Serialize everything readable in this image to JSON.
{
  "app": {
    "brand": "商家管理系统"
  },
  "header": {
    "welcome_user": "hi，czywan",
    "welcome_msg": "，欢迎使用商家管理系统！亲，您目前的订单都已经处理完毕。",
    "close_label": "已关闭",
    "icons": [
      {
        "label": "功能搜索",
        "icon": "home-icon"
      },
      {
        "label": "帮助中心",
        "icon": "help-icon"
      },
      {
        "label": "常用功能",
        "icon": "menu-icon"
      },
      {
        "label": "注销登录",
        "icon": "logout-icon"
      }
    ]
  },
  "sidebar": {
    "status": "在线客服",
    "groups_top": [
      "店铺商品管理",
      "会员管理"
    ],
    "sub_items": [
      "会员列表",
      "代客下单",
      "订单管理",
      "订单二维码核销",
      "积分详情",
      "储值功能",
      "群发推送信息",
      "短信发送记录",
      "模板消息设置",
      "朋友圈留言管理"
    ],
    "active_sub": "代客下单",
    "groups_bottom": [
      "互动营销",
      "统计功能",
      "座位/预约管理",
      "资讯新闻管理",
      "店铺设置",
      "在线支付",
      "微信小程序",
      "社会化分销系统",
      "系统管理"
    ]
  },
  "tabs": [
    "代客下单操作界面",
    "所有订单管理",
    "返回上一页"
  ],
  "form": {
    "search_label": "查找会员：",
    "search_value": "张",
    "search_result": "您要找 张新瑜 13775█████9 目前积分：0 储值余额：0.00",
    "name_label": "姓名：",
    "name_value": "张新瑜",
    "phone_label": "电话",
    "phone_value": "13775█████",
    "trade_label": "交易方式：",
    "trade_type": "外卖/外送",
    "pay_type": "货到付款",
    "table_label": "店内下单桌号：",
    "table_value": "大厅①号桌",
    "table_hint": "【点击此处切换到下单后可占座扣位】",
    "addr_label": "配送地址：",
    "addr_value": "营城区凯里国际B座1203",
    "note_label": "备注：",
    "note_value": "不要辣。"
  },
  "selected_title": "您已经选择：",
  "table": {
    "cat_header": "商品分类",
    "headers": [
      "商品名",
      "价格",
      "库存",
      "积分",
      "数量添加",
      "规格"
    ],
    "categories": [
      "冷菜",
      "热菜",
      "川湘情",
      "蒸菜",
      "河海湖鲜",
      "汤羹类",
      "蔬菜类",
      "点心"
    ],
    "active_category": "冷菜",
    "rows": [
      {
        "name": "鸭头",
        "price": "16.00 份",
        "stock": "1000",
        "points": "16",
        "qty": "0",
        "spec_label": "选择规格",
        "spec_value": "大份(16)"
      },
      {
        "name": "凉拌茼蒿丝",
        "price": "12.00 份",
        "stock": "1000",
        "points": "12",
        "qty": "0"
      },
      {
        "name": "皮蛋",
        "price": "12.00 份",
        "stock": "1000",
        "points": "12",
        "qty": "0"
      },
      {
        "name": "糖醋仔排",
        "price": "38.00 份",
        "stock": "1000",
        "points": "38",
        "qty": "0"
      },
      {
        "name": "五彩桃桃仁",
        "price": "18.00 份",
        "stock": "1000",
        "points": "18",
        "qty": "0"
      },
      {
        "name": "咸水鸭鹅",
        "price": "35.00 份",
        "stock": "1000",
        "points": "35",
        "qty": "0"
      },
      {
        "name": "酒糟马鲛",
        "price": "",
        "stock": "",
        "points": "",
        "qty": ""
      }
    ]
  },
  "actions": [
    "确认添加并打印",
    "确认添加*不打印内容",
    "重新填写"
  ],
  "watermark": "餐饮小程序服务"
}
···
§ **YOUR OBJECTIVE**:
Transcribe the material above in its entirety. Match it exactly.

§ **SOLUTION TO THIS TASK**:
Serialize everything readable in this image to JSON.
{
  "app": {
    "brand": "商家管理系统"
  },
  "header": {
    "welcome_user": "hi，czywan",
    "welcome_msg": "，欢迎使用商家管理系统！亲，您目前的订单都已经处理完毕。",
    "close_label": "已关闭",
    "icons": [
      {
        "label": "功能搜索",
        "icon": "home-icon"
      },
      {
        "label": "帮助中心",
        "icon": "help-icon"
      },
      {
        "label": "常用功能",
        "icon": "menu-icon"
      },
      {
        "label": "注销登录",
        "icon": "logout-icon"
      }
    ]
  },
  "sidebar": {
    "status": "在线客服",
    "groups_top": [
      "店铺商品管理",
      "会员管理"
    ],
    "sub_items": [
      "会员列表",
      "代客下单",
      "订单管理",
      "订单二维码核销",
      "积分详情",
      "储值功能",
      "群发推送信息",
      "短信发送记录",
      "模板消息设置",
      "朋友圈留言管理"
    ],
    "active_sub": "代客下单",
    "groups_bottom": [
      "互动营销",
      "统计功能",
      "座位/预约管理",
      "资讯新闻管理",
      "店铺设置",
      "在线支付",
      "微信小程序",
      "社会化分销系统",
      "系统管理"
    ]
  },
  "tabs": [
    "代客下单操作界面",
    "所有订单管理",
    "返回上一页"
  ],
  "form": {
    "search_label": "查找会员：",
    "search_value": "张",
    "search_result": "您要找 张新瑜 13775█████9 目前积分：0 储值余额：0.00",
    "name_label": "姓名：",
    "name_value": "张新瑜",
    "phone_label": "电话",
    "phone_value": "13775█████",
    "trade_label": "交易方式：",
    "trade_type": "外卖/外送",
    "pay_type": "货到付款",
    "table_label": "店内下单桌号：",
    "table_value": "大厅①号桌",
    "table_hint": "【点击此处切换到下单后可占座扣位】",
    "addr_label": "配送地址：",
    "addr_value": "营城区凯里国际B座1203",
    "note_label": "备注：",
    "note_value": "不要辣。"
  },
  "selected_title": "您已经选择：",
  "table": {
    "cat_header": "商品分类",
    "headers": [
      "商品名",
      "价格",
      "库存",
      "积分",
      "数量添加",
      "规格"
    ],
    "categories": [
      "冷菜",
      "热菜",
      "川湘情",
      "蒸菜",
      "河海湖鲜",
      "汤羹类",
      "蔬菜类",
      "点心"
    ],
    "active_category": "冷菜",
    "rows": [
      {
        "name": "鸭头",
        "price": "16.00 份",
        "stock": "1000",
        "points": "16",
        "qty": "0",
        "spec_label": "选择规格",
        "spec_value": "大份(16)"
      },
      {
        "name": "凉拌茼蒿丝",
        "price": "12.00 份",
        "stock": "1000",
        "points": "12",
        "qty": "0"
      },
      {
        "name": "皮蛋",
        "price": "12.00 份",
        "stock": "1000",
        "points": "12",
        "qty": "0"
      },
      {
        "name": "糖醋仔排",
        "price": "38.00 份",
        "stock": "1000",
        "points": "38",
        "qty": "0"
      },
      {
        "name": "五彩桃桃仁",
        "price": "18.00 份",
        "stock": "1000",
        "points": "18",
        "qty": "0"
      },
      {
        "name": "咸水鸭鹅",
        "price": "35.00 份",
        "stock": "1000",
        "points": "35",
        "qty": "0"
      },
      {
        "name": "酒糟马鲛",
        "price": "",
        "stock": "",
        "points": "",
        "qty": ""
      }
    ]
  },
  "actions": [
    "确认添加并打印",
    "确认添加*不打印内容",
    "重新填写"
  ],
  "watermark": "餐饮小程序服务"
}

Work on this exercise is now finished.